§ GOAL
Output an exact reproduction of the data.

§ DATA SECTION
┌──

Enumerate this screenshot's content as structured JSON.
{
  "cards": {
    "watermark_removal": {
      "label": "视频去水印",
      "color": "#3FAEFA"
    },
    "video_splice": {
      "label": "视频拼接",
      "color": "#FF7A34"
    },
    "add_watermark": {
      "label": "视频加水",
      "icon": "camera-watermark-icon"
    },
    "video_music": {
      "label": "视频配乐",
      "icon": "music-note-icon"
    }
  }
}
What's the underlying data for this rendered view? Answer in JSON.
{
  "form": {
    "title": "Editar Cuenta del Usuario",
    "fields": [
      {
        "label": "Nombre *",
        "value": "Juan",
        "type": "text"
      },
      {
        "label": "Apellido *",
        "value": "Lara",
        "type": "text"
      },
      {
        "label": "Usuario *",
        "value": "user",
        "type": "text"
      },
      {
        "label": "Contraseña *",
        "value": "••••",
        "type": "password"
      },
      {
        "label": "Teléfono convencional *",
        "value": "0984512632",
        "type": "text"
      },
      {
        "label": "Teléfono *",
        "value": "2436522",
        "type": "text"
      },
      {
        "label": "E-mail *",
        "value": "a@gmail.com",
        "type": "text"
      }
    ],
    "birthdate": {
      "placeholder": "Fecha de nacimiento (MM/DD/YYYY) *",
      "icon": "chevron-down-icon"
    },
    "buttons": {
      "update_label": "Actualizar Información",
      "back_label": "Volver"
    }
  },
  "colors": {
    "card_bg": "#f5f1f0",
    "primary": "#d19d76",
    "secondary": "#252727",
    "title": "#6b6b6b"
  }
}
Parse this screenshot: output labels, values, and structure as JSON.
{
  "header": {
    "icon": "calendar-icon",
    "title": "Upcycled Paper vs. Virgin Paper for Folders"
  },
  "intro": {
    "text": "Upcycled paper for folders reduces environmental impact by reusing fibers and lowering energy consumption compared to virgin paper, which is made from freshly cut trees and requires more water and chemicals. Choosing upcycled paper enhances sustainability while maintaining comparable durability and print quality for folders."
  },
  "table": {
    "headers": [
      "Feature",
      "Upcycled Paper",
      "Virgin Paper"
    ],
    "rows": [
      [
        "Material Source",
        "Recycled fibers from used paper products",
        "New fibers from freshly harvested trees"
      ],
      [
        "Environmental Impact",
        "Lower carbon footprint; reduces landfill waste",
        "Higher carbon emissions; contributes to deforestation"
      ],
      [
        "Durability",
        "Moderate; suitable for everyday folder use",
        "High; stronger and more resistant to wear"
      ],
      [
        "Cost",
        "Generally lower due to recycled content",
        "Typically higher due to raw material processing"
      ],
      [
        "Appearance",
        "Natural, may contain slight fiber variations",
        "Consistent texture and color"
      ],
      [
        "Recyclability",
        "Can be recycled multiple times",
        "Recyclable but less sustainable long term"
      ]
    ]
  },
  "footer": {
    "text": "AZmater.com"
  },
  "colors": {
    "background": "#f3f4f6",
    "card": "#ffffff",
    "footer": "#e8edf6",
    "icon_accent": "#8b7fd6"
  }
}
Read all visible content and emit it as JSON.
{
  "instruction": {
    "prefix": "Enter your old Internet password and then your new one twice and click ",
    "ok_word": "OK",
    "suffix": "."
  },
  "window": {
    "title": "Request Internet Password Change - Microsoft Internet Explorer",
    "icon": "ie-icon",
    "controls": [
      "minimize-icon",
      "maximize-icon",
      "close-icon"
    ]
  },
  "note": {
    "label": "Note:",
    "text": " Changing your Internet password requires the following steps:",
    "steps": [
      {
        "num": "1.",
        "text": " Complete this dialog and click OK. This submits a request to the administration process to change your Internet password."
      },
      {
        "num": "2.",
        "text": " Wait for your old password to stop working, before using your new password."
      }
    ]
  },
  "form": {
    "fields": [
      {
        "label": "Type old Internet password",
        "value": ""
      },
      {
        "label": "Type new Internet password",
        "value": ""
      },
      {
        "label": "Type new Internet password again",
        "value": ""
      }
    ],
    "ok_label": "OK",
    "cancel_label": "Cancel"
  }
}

└──

§ EXPECTED ANSWER
Enumerate this screenshot's content as structured JSON.
{
  "cards": {
    "watermark_removal": {
      "label": "视频去水印",
      "color": "#3FAEFA"
    },
    "video_splice": {
      "label": "视频拼接",
      "color": "#FF7A34"
    },
    "add_watermark": {
      "label": "视频加水",
      "icon": "camera-watermark-icon"
    },
    "video_music": {
      "label": "视频配乐",
      "icon": "music-note-icon"
    }
  }
}
What's the underlying data for this rendered view? Answer in JSON.
{
  "form": {
    "title": "Editar Cuenta del Usuario",
    "fields": [
      {
        "label": "Nombre *",
        "value": "Juan",
        "type": "text"
      },
      {
        "label": "Apellido *",
        "value": "Lara",
        "type": "text"
      },
      {
        "label": "Usuario *",
        "value": "user",
        "type": "text"
      },
      {
        "label": "Contraseña *",
        "value": "••••",
        "type": "password"
      },
      {
        "label": "Teléfono convencional *",
        "value": "0984512632",
        "type": "text"
      },
      {
        "label": "Teléfono *",
        "value": "2436522",
        "type": "text"
      },
      {
        "label": "E-mail *",
        "value": "a@gmail.com",
        "type": "text"
      }
    ],
    "birthdate": {
      "placeholder": "Fecha de nacimiento (MM/DD/YYYY) *",
      "icon": "chevron-down-icon"
    },
    "buttons": {
      "update_label": "Actualizar Información",
      "back_label": "Volver"
    }
  },
  "colors": {
    "card_bg": "#f5f1f0",
    "primary": "#d19d76",
    "secondary": "#252727",
    "title": "#6b6b6b"
  }
}
Parse this screenshot: output labels, values, and structure as JSON.
{
  "header": {
    "icon": "calendar-icon",
    "title": "Upcycled Paper vs. Virgin Paper for Folders"
  },
  "intro": {
    "text": "Upcycled paper for folders reduces environmental impact by reusing fibers and lowering energy consumption compared to virgin paper, which is made from freshly cut trees and requires more water and chemicals. Choosing upcycled paper enhances sustainability while maintaining comparable durability and print quality for folders."
  },
  "table": {
    "headers": [
      "Feature",
      "Upcycled Paper",
      "Virgin Paper"
    ],
    "rows": [
      [
        "Material Source",
        "Recycled fibers from used paper products",
        "New fibers from freshly harvested trees"
      ],
      [
        "Environmental Impact",
        "Lower carbon footprint; reduces landfill waste",
        "Higher carbon emissions; contributes to deforestation"
      ],
      [
        "Durability",
        "Moderate; suitable for everyday folder use",
        "High; stronger and more resistant to wear"
      ],
      [
        "Cost",
        "Generally lower due to recycled content",
        "Typically higher due to raw material processing"
      ],
      [
        "Appearance",
        "Natural, may contain slight fiber variations",
        "Consistent texture and color"
      ],
      [
        "Recyclability",
        "Can be recycled multiple times",
        "Recyclable but less sustainable long term"
      ]
    ]
  },
  "footer": {
    "text": "AZmater.com"
  },
  "colors": {
    "background": "#f3f4f6",
    "card": "#ffffff",
    "footer": "#e8edf6",
    "icon_accent": "#8b7fd6"
  }
}
Read all visible content and emit it as JSON.
{
  "instruction": {
    "prefix": "Enter your old Internet password and then your new one twice and click ",
    "ok_word": "OK",
    "suffix": "."
  },
  "window": {
    "title": "Request Internet Password Change - Microsoft Internet Explorer",
    "icon": "ie-icon",
    "controls": [
      "minimize-icon",
      "maximize-icon",
      "close-icon"
    ]
  },
  "note": {
    "label": "Note:",
    "text": " Changing your Internet password requires the following steps:",
    "steps": [
      {
        "num": "1.",
        "text": " Complete this dialog and click OK. This submits a request to the administration process to change your Internet password."
      },
      {
        "num": "2.",
        "text": " Wait for your old password to stop working, before using your new password."
      }
    ]
  },
  "form": {
    "fields": [
      {
        "label": "Type old Internet password",
        "value": ""
      },
      {
        "label": "Type new Internet password",
        "value": ""
      },
      {
        "label": "Type new Internet password again",
        "value": ""
      }
    ],
    "ok_label": "OK",
    "cancel_label": "Cancel"
  }
}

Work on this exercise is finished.